Entries taken from a collection
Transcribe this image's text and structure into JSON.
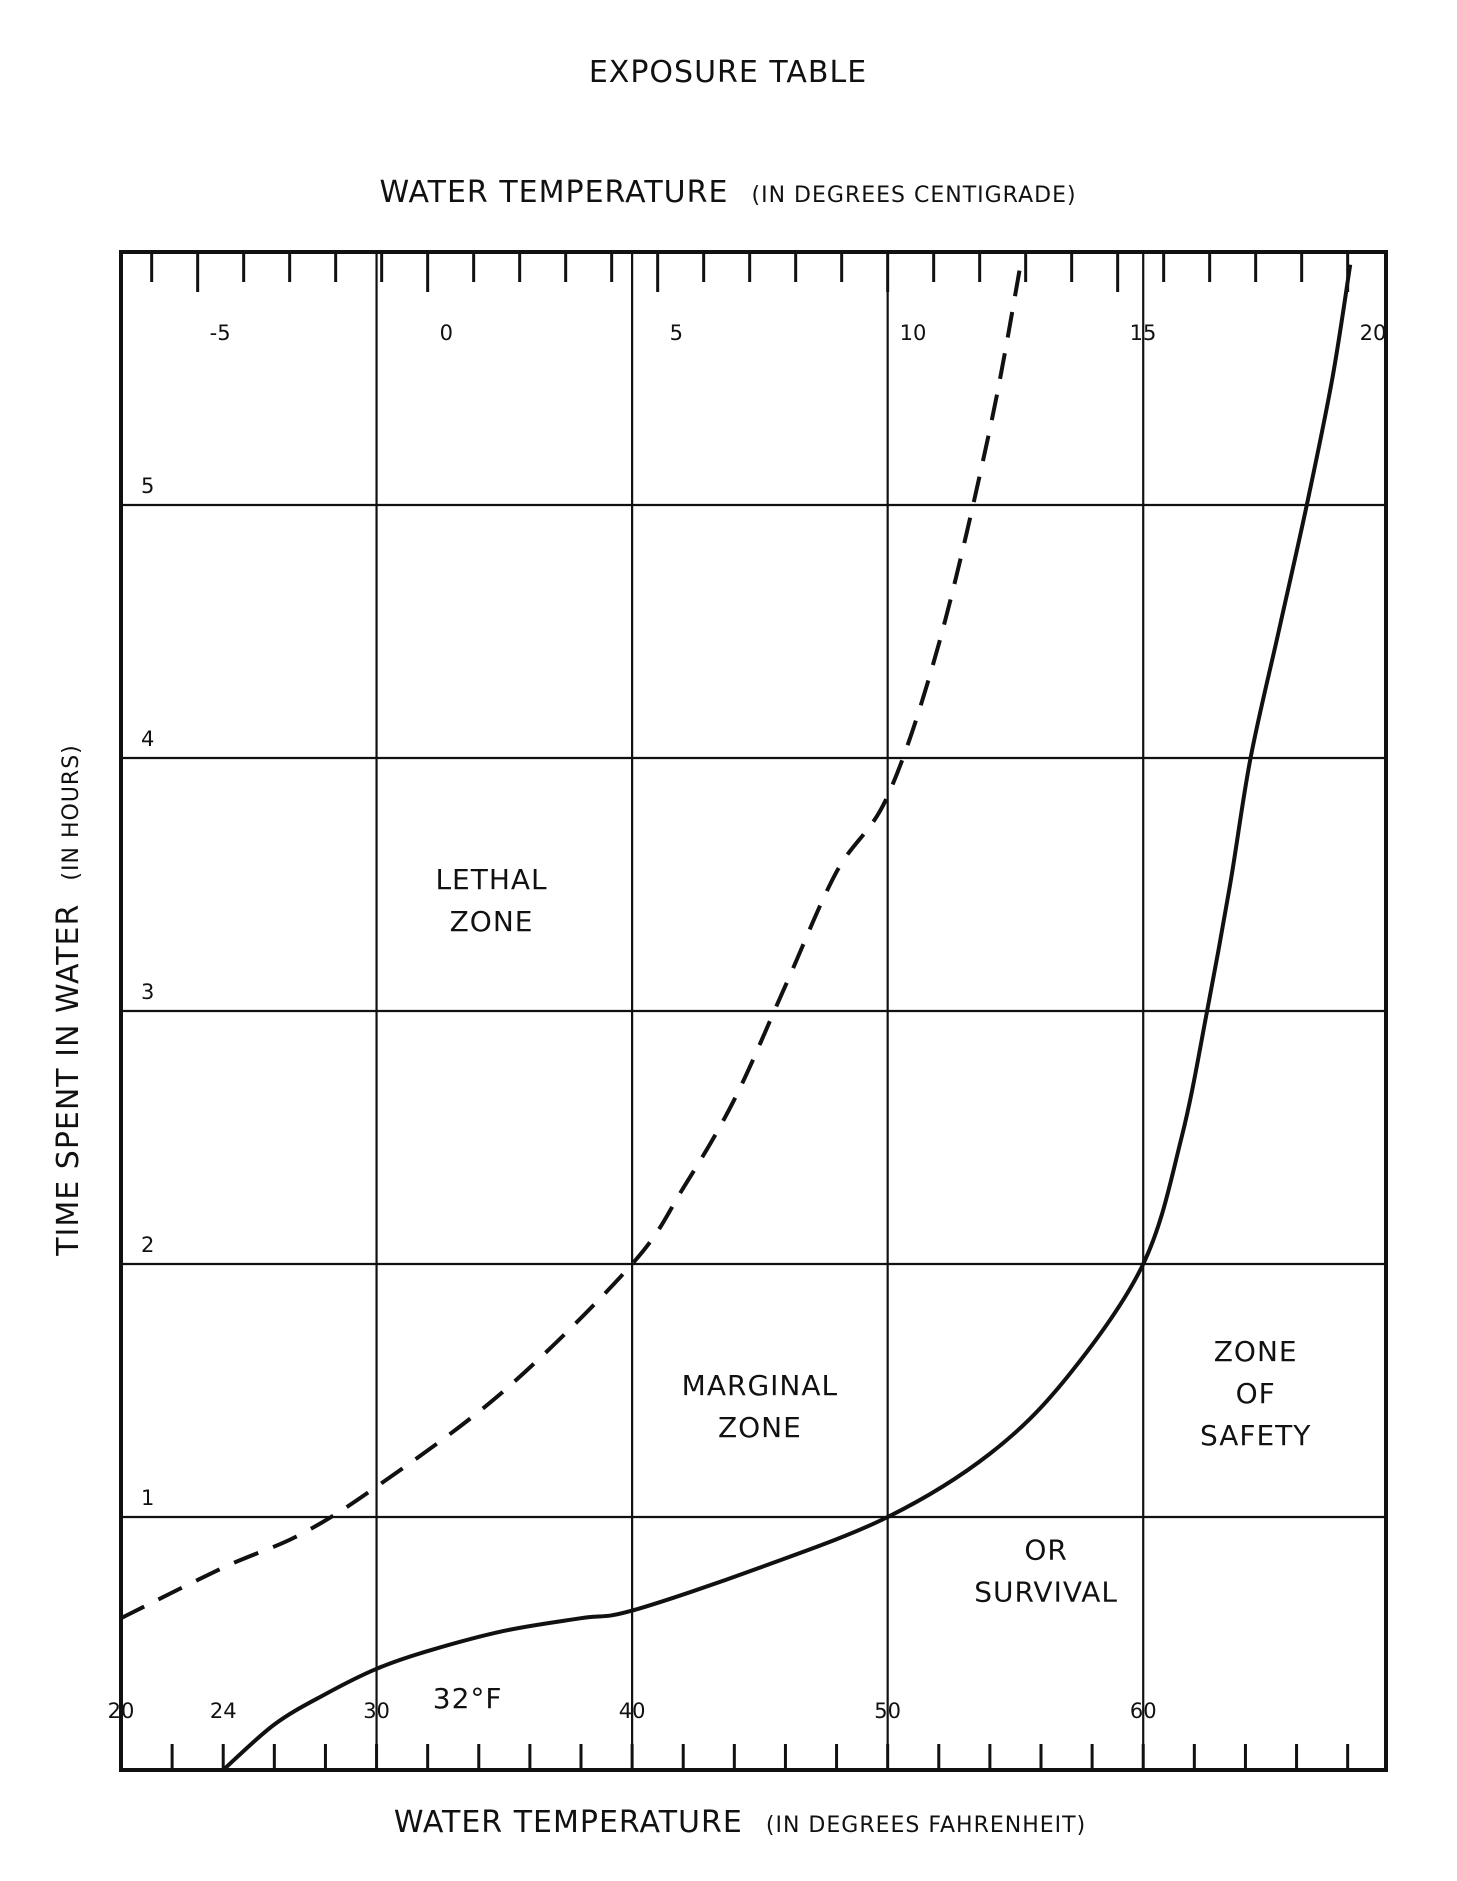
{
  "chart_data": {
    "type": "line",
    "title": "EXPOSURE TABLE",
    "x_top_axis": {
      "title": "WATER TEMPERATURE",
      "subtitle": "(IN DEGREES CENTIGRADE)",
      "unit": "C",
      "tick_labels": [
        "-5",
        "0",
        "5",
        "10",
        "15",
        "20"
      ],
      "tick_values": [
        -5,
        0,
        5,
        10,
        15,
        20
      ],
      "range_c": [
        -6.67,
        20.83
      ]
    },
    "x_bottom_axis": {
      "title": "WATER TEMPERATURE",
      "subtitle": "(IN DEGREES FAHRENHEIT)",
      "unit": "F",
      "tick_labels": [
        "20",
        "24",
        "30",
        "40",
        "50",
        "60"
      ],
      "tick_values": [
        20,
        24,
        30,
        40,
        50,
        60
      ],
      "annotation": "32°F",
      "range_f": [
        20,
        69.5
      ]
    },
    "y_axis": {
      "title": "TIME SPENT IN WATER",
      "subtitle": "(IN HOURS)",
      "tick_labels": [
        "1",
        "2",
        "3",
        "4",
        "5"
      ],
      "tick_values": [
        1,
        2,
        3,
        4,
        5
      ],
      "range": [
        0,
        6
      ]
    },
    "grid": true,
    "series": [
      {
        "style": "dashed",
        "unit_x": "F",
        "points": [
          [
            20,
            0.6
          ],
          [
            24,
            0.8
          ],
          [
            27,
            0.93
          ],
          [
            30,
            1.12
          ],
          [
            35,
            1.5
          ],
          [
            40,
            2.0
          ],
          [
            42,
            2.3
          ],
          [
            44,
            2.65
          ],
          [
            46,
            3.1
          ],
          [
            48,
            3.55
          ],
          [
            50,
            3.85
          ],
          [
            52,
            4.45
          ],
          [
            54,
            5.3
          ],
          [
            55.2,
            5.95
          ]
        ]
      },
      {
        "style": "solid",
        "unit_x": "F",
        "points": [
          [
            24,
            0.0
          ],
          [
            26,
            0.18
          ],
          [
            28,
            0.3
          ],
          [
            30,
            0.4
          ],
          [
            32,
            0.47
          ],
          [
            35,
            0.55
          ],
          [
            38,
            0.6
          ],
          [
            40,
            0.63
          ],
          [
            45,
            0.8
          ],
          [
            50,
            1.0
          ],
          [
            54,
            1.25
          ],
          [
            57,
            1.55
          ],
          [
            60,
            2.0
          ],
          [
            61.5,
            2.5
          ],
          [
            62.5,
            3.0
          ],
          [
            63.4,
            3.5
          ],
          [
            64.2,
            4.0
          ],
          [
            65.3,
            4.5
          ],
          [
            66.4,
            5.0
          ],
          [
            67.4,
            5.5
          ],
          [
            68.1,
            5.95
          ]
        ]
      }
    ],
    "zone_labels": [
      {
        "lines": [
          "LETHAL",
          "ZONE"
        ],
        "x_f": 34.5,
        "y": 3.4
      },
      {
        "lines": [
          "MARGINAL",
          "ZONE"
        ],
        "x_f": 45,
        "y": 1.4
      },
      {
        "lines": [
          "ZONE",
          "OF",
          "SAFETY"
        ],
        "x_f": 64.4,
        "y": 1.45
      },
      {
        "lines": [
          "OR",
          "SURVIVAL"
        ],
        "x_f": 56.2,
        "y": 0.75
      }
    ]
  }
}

Goal of the exercise: Output the lines above in full and exactly as given, omitting any pictures.

Result for this task:
Transcribe this image's text and structure into JSON.
{
  "chart_data": {
    "type": "line",
    "title": "EXPOSURE TABLE",
    "x_top_axis": {
      "title": "WATER TEMPERATURE",
      "subtitle": "(IN DEGREES CENTIGRADE)",
      "unit": "C",
      "tick_labels": [
        "-5",
        "0",
        "5",
        "10",
        "15",
        "20"
      ],
      "tick_values": [
        -5,
        0,
        5,
        10,
        15,
        20
      ],
      "range_c": [
        -6.67,
        20.83
      ]
    },
    "x_bottom_axis": {
      "title": "WATER TEMPERATURE",
      "subtitle": "(IN DEGREES FAHRENHEIT)",
      "unit": "F",
      "tick_labels": [
        "20",
        "24",
        "30",
        "40",
        "50",
        "60"
      ],
      "tick_values": [
        20,
        24,
        30,
        40,
        50,
        60
      ],
      "annotation": "32°F",
      "range_f": [
        20,
        69.5
      ]
    },
    "y_axis": {
      "title": "TIME SPENT IN WATER",
      "subtitle": "(IN HOURS)",
      "tick_labels": [
        "1",
        "2",
        "3",
        "4",
        "5"
      ],
      "tick_values": [
        1,
        2,
        3,
        4,
        5
      ],
      "range": [
        0,
        6
      ]
    },
    "grid": true,
    "series": [
      {
        "style": "dashed",
        "unit_x": "F",
        "points": [
          [
            20,
            0.6
          ],
          [
            24,
            0.8
          ],
          [
            27,
            0.93
          ],
          [
            30,
            1.12
          ],
          [
            35,
            1.5
          ],
          [
            40,
            2.0
          ],
          [
            42,
            2.3
          ],
          [
            44,
            2.65
          ],
          [
            46,
            3.1
          ],
          [
            48,
            3.55
          ],
          [
            50,
            3.85
          ],
          [
            52,
            4.45
          ],
          [
            54,
            5.3
          ],
          [
            55.2,
            5.95
          ]
        ]
      },
      {
        "style": "solid",
        "unit_x": "F",
        "points": [
          [
            24,
            0.0
          ],
          [
            26,
            0.18
          ],
          [
            28,
            0.3
          ],
          [
            30,
            0.4
          ],
          [
            32,
            0.47
          ],
          [
            35,
            0.55
          ],
          [
            38,
            0.6
          ],
          [
            40,
            0.63
          ],
          [
            45,
            0.8
          ],
          [
            50,
            1.0
          ],
          [
            54,
            1.25
          ],
          [
            57,
            1.55
          ],
          [
            60,
            2.0
          ],
          [
            61.5,
            2.5
          ],
          [
            62.5,
            3.0
          ],
          [
            63.4,
            3.5
          ],
          [
            64.2,
            4.0
          ],
          [
            65.3,
            4.5
          ],
          [
            66.4,
            5.0
          ],
          [
            67.4,
            5.5
          ],
          [
            68.1,
            5.95
          ]
        ]
      }
    ],
    "zone_labels": [
      {
        "lines": [
          "LETHAL",
          "ZONE"
        ],
        "x_f": 34.5,
        "y": 3.4
      },
      {
        "lines": [
          "MARGINAL",
          "ZONE"
        ],
        "x_f": 45,
        "y": 1.4
      },
      {
        "lines": [
          "ZONE",
          "OF",
          "SAFETY"
        ],
        "x_f": 64.4,
        "y": 1.45
      },
      {
        "lines": [
          "OR",
          "SURVIVAL"
        ],
        "x_f": 56.2,
        "y": 0.75
      }
    ]
  }
}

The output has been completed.